• _Exercise brief_
Reproduce the listing below word for word, from its first line through the line that contains "x-tick-label: 2027 xyxy=(485,459,524,479)", and include that final line.

• _Data shown_
▼
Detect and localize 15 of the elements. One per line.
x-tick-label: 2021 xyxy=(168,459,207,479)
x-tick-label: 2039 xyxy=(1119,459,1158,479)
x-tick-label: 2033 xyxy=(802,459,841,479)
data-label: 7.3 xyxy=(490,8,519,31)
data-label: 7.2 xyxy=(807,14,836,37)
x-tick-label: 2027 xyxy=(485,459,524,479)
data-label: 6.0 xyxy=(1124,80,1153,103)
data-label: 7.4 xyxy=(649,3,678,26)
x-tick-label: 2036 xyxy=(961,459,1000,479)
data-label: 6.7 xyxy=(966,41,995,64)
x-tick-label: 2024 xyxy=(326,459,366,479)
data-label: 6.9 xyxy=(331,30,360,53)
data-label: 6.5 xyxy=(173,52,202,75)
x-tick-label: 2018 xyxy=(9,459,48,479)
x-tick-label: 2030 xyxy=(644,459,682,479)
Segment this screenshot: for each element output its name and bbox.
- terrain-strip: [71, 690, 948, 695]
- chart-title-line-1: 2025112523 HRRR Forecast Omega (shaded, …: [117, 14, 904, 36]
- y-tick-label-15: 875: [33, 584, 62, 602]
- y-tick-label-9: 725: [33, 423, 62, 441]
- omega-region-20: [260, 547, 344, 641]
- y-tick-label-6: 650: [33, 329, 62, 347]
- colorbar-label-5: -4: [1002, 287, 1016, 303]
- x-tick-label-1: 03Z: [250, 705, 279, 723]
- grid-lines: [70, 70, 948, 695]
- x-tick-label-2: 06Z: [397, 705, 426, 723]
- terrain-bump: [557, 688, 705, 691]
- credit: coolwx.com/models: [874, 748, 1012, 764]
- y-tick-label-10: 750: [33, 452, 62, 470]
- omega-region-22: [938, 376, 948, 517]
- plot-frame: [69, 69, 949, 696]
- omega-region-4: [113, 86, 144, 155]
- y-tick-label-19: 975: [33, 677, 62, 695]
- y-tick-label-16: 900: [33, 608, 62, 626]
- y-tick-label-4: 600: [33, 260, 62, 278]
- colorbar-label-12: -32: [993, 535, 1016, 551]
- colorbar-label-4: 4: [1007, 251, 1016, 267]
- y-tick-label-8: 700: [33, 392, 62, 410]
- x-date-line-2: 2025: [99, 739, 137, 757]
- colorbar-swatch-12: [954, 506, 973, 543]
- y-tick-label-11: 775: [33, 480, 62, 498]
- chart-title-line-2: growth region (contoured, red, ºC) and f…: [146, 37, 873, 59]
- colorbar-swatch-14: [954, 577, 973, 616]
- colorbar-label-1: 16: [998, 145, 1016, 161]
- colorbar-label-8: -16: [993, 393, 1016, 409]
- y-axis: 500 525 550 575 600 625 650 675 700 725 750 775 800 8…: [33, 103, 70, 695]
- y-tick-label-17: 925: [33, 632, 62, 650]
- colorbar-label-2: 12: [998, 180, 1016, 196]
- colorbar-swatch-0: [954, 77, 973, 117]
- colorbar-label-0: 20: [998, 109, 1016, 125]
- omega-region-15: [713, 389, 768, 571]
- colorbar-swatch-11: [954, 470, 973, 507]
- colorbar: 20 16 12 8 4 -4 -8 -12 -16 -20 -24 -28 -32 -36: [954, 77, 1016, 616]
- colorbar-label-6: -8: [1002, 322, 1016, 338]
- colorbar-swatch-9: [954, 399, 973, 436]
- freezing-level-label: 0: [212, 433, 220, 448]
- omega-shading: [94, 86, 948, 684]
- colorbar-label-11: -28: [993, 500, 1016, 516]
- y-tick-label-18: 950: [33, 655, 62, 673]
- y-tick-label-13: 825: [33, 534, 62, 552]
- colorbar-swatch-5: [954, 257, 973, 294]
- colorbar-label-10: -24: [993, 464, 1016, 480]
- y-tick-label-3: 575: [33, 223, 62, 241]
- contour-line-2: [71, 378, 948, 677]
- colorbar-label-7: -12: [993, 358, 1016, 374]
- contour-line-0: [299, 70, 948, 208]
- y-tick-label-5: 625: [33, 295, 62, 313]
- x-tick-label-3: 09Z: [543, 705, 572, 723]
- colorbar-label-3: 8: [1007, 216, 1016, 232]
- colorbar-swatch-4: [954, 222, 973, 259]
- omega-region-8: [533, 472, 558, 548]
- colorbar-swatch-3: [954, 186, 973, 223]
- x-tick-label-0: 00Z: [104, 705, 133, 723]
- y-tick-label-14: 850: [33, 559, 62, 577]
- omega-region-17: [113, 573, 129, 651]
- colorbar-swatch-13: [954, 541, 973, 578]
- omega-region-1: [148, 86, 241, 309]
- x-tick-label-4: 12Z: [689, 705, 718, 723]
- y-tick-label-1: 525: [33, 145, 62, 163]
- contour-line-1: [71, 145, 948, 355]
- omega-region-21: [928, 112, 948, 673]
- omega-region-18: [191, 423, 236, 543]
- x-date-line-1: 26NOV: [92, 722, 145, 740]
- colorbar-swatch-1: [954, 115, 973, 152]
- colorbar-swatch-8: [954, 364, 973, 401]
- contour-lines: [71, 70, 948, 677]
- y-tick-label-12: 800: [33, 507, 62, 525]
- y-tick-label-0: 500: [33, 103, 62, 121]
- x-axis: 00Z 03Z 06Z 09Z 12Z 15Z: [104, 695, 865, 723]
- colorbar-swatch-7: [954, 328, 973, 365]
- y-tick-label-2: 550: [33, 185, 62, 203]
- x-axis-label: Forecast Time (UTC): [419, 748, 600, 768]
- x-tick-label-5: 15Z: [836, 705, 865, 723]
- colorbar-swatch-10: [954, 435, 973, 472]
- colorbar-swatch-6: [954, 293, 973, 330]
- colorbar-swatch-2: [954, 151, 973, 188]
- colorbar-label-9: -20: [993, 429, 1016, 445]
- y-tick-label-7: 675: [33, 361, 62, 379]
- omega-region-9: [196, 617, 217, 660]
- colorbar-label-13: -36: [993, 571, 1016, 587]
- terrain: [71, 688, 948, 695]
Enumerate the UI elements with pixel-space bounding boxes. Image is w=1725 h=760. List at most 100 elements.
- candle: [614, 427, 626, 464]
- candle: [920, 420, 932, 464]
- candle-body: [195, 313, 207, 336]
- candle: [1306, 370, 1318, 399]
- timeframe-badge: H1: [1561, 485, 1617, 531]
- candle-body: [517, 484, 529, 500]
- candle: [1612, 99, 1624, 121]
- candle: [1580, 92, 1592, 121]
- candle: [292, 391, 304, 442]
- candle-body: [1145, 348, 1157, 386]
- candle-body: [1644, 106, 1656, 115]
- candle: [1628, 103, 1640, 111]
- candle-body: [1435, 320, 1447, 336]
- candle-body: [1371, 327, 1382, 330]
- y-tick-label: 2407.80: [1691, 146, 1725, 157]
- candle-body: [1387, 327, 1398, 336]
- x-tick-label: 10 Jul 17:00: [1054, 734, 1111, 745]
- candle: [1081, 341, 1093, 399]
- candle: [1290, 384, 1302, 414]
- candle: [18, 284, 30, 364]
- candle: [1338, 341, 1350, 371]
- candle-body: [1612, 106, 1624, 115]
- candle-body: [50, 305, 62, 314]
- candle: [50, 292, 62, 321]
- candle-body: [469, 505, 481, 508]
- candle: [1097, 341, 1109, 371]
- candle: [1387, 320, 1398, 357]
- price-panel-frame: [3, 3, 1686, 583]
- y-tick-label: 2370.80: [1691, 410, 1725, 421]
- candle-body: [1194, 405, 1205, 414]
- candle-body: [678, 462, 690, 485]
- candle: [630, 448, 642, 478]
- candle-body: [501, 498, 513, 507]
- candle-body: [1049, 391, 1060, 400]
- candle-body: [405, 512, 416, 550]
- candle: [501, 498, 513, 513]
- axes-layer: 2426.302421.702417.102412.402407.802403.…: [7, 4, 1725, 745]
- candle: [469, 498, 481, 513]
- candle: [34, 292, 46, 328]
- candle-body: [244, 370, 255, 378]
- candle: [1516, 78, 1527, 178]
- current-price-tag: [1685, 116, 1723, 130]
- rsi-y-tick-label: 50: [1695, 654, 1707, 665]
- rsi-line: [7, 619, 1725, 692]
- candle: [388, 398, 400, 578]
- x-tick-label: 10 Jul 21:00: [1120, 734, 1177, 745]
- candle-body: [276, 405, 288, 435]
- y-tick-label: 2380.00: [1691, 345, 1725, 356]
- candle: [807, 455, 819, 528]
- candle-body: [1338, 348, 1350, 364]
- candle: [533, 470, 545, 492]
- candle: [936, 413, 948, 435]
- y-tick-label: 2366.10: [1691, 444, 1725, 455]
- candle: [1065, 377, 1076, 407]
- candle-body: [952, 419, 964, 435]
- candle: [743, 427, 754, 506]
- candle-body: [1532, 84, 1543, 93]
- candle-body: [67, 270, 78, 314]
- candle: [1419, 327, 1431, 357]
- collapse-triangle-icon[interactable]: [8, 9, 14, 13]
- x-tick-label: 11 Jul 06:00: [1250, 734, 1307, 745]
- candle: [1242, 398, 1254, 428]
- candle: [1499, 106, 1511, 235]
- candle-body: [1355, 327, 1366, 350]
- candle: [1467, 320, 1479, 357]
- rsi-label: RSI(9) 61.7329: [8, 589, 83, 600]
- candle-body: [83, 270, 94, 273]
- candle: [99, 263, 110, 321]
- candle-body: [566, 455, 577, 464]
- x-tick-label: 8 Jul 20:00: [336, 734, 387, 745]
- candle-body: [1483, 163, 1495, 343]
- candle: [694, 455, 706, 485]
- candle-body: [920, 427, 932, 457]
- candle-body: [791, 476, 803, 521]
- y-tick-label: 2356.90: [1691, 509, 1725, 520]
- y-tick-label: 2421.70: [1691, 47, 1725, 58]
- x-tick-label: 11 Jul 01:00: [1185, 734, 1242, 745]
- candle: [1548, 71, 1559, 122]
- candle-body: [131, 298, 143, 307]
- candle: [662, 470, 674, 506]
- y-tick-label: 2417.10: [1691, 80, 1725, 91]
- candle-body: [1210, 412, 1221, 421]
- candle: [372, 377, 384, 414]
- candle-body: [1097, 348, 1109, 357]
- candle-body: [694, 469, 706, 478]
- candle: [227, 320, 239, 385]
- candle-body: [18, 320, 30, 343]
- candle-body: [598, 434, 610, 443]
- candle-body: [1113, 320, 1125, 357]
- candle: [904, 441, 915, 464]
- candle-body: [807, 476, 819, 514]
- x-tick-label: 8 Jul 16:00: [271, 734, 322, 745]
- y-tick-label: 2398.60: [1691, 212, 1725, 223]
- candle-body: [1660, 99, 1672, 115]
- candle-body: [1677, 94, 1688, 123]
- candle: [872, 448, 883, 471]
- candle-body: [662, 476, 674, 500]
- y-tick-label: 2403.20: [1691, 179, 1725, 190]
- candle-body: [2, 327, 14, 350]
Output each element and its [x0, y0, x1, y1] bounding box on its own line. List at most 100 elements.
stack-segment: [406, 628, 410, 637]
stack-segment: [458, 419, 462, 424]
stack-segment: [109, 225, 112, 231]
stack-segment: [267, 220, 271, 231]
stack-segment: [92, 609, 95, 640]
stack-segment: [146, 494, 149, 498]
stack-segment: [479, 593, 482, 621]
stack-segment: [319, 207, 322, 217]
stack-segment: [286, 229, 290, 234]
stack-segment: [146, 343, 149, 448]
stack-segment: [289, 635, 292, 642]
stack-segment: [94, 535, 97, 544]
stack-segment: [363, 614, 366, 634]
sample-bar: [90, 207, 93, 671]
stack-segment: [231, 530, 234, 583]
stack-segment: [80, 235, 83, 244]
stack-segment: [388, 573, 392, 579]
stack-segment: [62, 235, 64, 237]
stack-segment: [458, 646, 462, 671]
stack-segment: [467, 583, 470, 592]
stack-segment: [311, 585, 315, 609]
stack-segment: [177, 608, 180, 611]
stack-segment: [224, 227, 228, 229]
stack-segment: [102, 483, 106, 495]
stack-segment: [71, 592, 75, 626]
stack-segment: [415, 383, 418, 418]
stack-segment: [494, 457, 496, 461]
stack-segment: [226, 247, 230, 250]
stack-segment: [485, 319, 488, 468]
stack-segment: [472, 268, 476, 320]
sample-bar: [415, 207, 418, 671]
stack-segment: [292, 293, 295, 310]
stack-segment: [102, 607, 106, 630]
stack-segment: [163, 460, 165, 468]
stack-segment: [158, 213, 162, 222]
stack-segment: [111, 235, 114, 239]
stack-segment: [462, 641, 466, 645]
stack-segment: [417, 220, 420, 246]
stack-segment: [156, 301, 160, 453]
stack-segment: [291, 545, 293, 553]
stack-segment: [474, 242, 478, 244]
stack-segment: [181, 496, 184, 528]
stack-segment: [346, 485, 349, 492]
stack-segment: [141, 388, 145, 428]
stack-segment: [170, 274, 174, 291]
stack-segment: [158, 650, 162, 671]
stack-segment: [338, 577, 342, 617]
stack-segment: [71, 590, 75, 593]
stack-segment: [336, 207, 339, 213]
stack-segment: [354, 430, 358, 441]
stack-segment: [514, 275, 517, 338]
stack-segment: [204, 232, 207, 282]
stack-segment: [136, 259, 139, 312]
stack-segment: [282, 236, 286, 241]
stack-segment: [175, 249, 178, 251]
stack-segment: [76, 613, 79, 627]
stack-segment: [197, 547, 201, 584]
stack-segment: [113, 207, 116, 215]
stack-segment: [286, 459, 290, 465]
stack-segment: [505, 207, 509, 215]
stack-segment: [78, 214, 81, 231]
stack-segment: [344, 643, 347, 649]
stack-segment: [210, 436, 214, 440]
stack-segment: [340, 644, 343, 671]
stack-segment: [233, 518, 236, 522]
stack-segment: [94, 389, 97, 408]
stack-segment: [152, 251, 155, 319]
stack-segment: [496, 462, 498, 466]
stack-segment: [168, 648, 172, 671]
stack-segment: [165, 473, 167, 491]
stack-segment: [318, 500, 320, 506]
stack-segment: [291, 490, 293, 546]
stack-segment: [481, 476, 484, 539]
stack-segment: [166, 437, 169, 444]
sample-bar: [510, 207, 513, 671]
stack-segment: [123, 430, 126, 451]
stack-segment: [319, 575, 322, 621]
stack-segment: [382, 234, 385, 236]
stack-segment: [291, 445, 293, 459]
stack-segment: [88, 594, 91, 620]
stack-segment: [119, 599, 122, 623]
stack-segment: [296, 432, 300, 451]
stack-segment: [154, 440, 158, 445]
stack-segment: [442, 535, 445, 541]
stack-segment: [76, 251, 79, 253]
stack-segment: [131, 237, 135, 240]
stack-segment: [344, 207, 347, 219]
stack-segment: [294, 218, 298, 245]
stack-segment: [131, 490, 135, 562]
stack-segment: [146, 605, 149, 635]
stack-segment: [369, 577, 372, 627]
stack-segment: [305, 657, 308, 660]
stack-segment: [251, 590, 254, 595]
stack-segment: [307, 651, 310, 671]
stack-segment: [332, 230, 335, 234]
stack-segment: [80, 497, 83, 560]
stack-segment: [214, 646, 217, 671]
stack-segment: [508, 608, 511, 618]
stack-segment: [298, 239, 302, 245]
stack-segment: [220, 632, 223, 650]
▲
• _Correct response_
Detect and localize 15 of the elements. One per line.
x-tick-label: 2021 xyxy=(168,459,207,479)
x-tick-label: 2039 xyxy=(1119,459,1158,479)
x-tick-label: 2033 xyxy=(802,459,841,479)
data-label: 7.3 xyxy=(490,8,519,31)
data-label: 7.2 xyxy=(807,14,836,37)
x-tick-label: 2027 xyxy=(485,459,524,479)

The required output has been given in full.